Task details
Go through the entries below and pick out every line with "partial".

### Given records

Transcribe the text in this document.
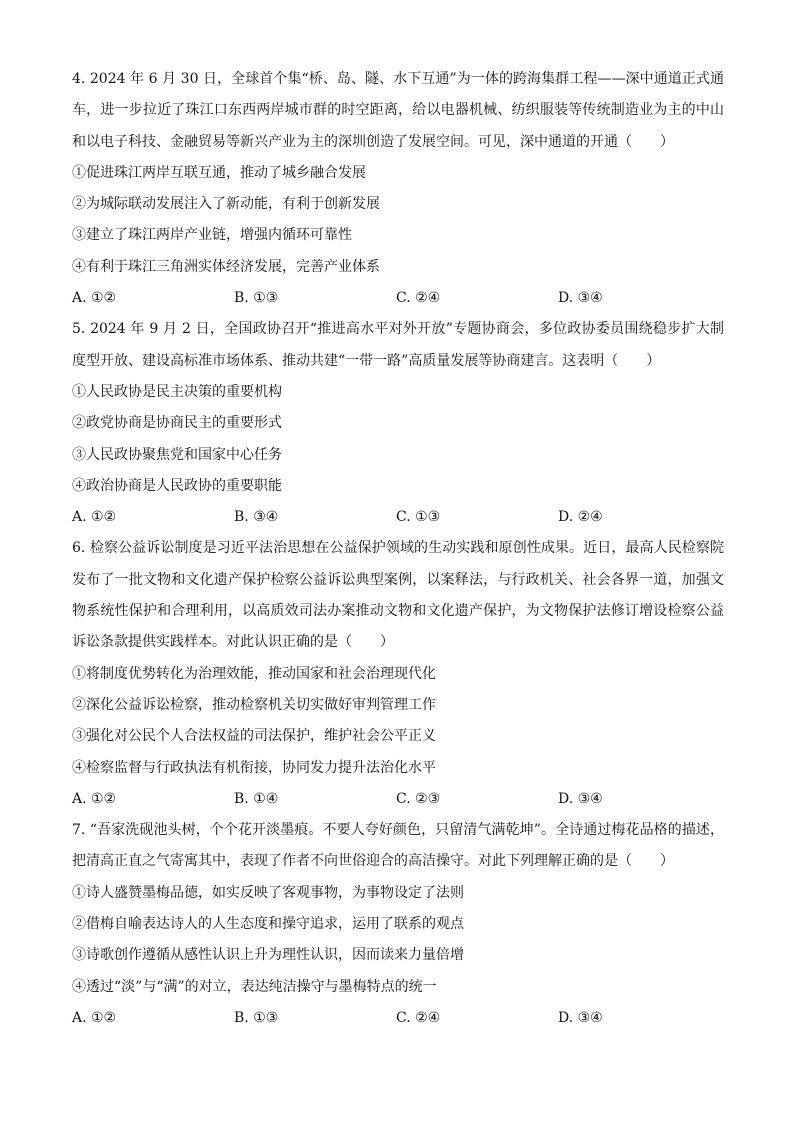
4. 2024 年 6 月 30 日，全球首个集“桥、岛、隧、水下互通”为一体的跨海集群工程——深中通道正式通车，进一步拉近了珠江口东西两岸城市群的时空距离，给以电器机械、纺织服装等传统制造业为主的中山和以电子科技、金融贸易等新兴产业为主的深圳创造了发展空间。可见，深中通道的开通（　　）

①促进珠江两岸互联互通，推动了城乡融合发展

②为城际联动发展注入了新动能，有利于创新发展

③建立了珠江两岸产业链，增强内循环可靠性

④有利于珠江三角洲实体经济发展，完善产业体系

A. ①②	B. ①③	C. ②④	D. ③④

5. 2024 年 9 月 2 日，全国政协召开“推进高水平对外开放”专题协商会，多位政协委员围绕稳步扩大制度型开放、建设高标准市场体系、推动共建“一带一路”高质量发展等协商建言。这表明（　　）

①人民政协是民主决策的重要机构

②政党协商是协商民主的重要形式

③人民政协聚焦党和国家中心任务

④政治协商是人民政协的重要职能

A. ①②	B. ③④	C. ①③	D. ②④

6. 检察公益诉讼制度是习近平法治思想在公益保护领域的生动实践和原创性成果。近日，最高人民检察院发布了一批文物和文化遗产保护检察公益诉讼典型案例，以案释法，与行政机关、社会各界一道，加强文物系统性保护和合理利用，以高质效司法办案推动文物和文化遗产保护，为文物保护法修订增设检察公益诉讼条款提供实践样本。对此认识正确的是（　　）

①将制度优势转化为治理效能，推动国家和社会治理现代化

②深化公益诉讼检察，推动检察机关切实做好审判管理工作

③强化对公民个人合法权益的司法保护，维护社会公平正义

④检察监督与行政执法有机衔接，协同发力提升法治化水平

A. ①②	B. ①④	C. ②③	D. ③④

7. “吾家洗砚池头树，个个花开淡墨痕。不要人夸好颜色，只留清气满乾坤”。全诗通过梅花品格的描述，把清高正直之气寄寓其中，表现了作者不向世俗迎合的高洁操守。对此下列理解正确的是（　　）

①诗人盛赞墨梅品德，如实反映了客观事物，为事物设定了法则

②借梅自喻表达诗人的人生态度和操守追求，运用了联系的观点

③诗歌创作遵循从感性认识上升为理性认识，因而读来力量倍增

④透过“淡”与“满”的对立，表达纯洁操守与墨梅特点的统一

A. ①②	B. ①③	C. ②④	D. ③④
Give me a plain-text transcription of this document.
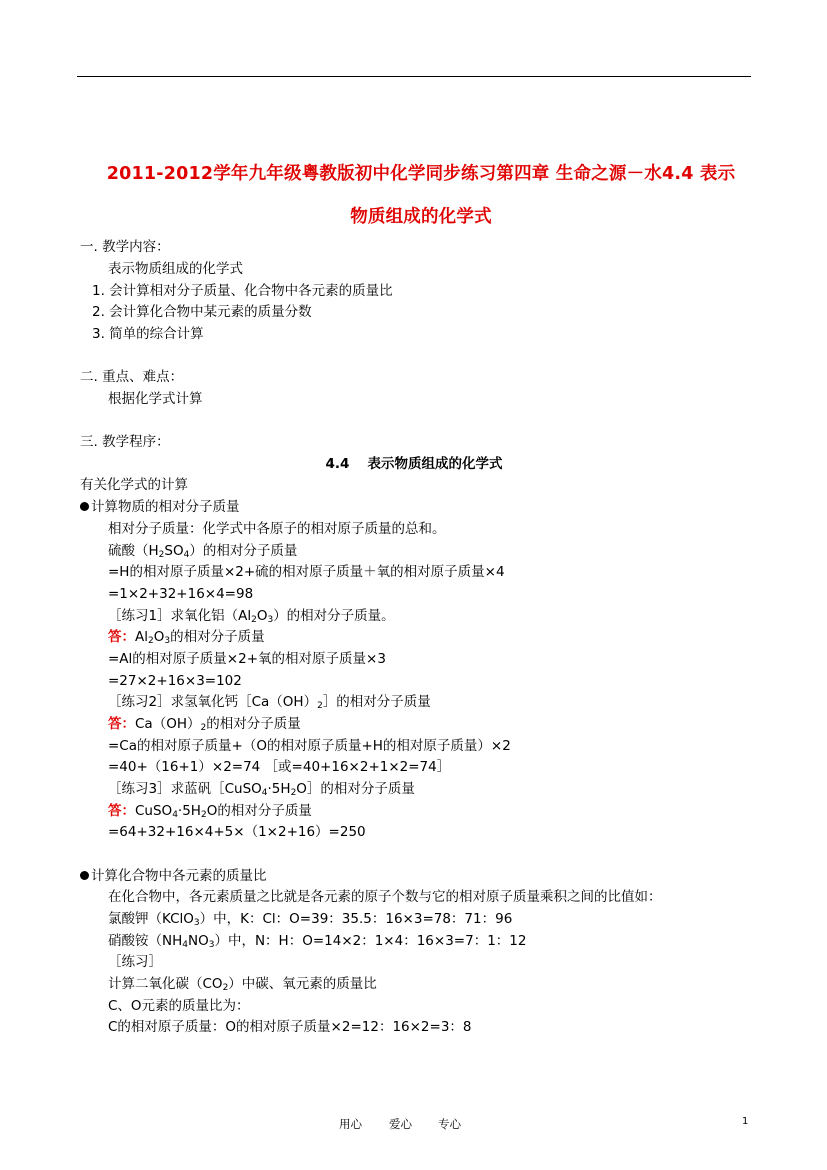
2011-2012学年九年级粤教版初中化学同步练习第四章 生命之源－水4.4 表示
物质组成的化学式
一. 教学内容：
表示物质组成的化学式
1. 会计算相对分子质量、化合物中各元素的质量比
2. 会计算化合物中某元素的质量分数
3. 简单的综合计算
二. 重点、难点：
根据化学式计算
三. 教学程序：
4.4　 表示物质组成的化学式
有关化学式的计算
计算物质的相对分子质量
相对分子质量：化学式中各原子的相对原子质量的总和。
硫酸$(H_2SO_4)$的相对分子质量
=H的相对原子质量×2+硫的相对原子质量＋氧的相对原子质量×4
=1×2+32+16×4=98
［练习1］求氧化铝$(Al_2O_3)$的相对分子质量。
答：$Al_2O_3$的相对分子质量
=Al的相对原子质量×2+氧的相对原子质量×3
=27×2+16×3=102
［练习2］求氢氧化钙$[Ca(OH)_2]$的相对分子质量
答：$Ca(OH)_2$的相对分子质量
=Ca的相对原子质量+（O的相对原子质量+H的相对原子质量）×2
=40+（16+1）×2=74 ［或=40+16×2+1×2=74］
［练习3］求蓝矾$[CuSO_4\cdot 5H_2O]$的相对分子质量
答：$CuSO_4\cdot 5H_2O$的相对分子质量
=64+32+16×4+5×（1×2+16）=250
计算化合物中各元素的质量比
在化合物中，各元素质量之比就是各元素的原子个数与它的相对原子质量乘积之间的比值如：
氯酸钾（KClO$_3$）中，K：Cl：O=39：35.5：16×3=78：71：96
硝酸铵$(NH_4NO_3)$中，N：H：O=14×2：1×4：16×3=7：1：12
［练习］
计算二氧化碳$(CO_2)$中碳、氧元素的质量比
C、O元素的质量比为：
C的相对原子质量：O的相对原子质量×2=12：16×2=3：8
用心 爱心 专心	1
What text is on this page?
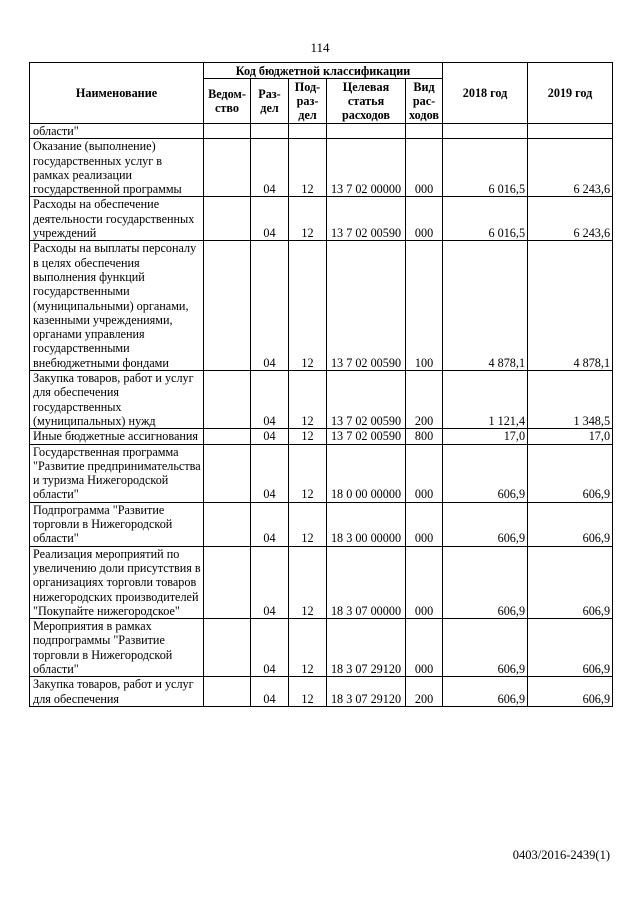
114
Наименование	Код бюджетной классификации					2018 год	2019 год
	Ведом-ство	Раз-дел	Под-раз-дел	Целевая статья расходов	Вид рас-ходов		
области"							
Оказание (выполнение) государственных услуг в рамках реализации государственной программы		04	12	13 7 02 00000	000	6 016,5	6 243,6
Расходы на обеспечение деятельности государственных учреждений		04	12	13 7 02 00590	000	6 016,5	6 243,6
Расходы на выплаты персоналу в целях обеспечения выполнения функций государственными (муниципальными) органами, казенными учреждениями, органами управления государственными внебюджетными фондами		04	12	13 7 02 00590	100	4 878,1	4 878,1
Закупка товаров, работ и услуг для обеспечения государственных (муниципальных) нужд		04	12	13 7 02 00590	200	1 121,4	1 348,5
Иные бюджетные ассигнования		04	12	13 7 02 00590	800	17,0	17,0
Государственная программа "Развитие предпринимательства и туризма Нижегородской области"		04	12	18 0 00 00000	000	606,9	606,9
Подпрограмма "Развитие торговли в Нижегородской области"		04	12	18 3 00 00000	000	606,9	606,9
Реализация мероприятий по увеличению доли присутствия в организациях торговли товаров нижегородских производителей "Покупайте нижегородское"		04	12	18 3 07 00000	000	606,9	606,9
Мероприятия в рамках подпрограммы "Развитие торговли в Нижегородской области"		04	12	18 3 07 29120	000	606,9	606,9
Закупка товаров, работ и услуг для обеспечения		04	12	18 3 07 29120	200	606,9	606,9
0403/2016-2439(1)
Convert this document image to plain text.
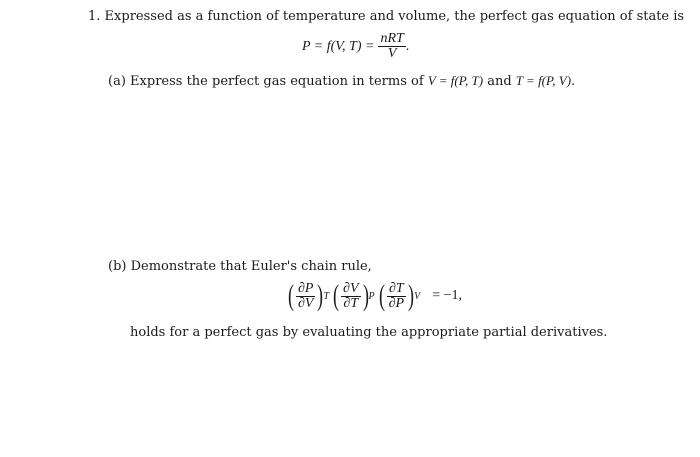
1. Expressed as a function of temperature and volume, the perfect gas equation of state is
P = f(V, $T) = \frac{\text{nRT}}{V}$ .
(a) Express the perfect gas equation in terms of V = f(P, T) and T = f(P, V).
(b) Demonstrate that Euler's chain rule,
( $\frac{\partial P}{\partial V}$ ) T ( $\frac{\partial V}{\partial T}$ ) P ( $\frac{\partial T}{\partial P}$ ) V = −1,
holds for a perfect gas by evaluating the appropriate partial derivatives.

######

Written reply
( $\frac{\partial P}{\partial V}$ ) T ( $\frac{\partial V}{\partial T}$ ) P ( $\frac{\partial T}{\partial P}$ ) V = −1,
holds for a perfect gas by evaluating the appropriate partial derivatives.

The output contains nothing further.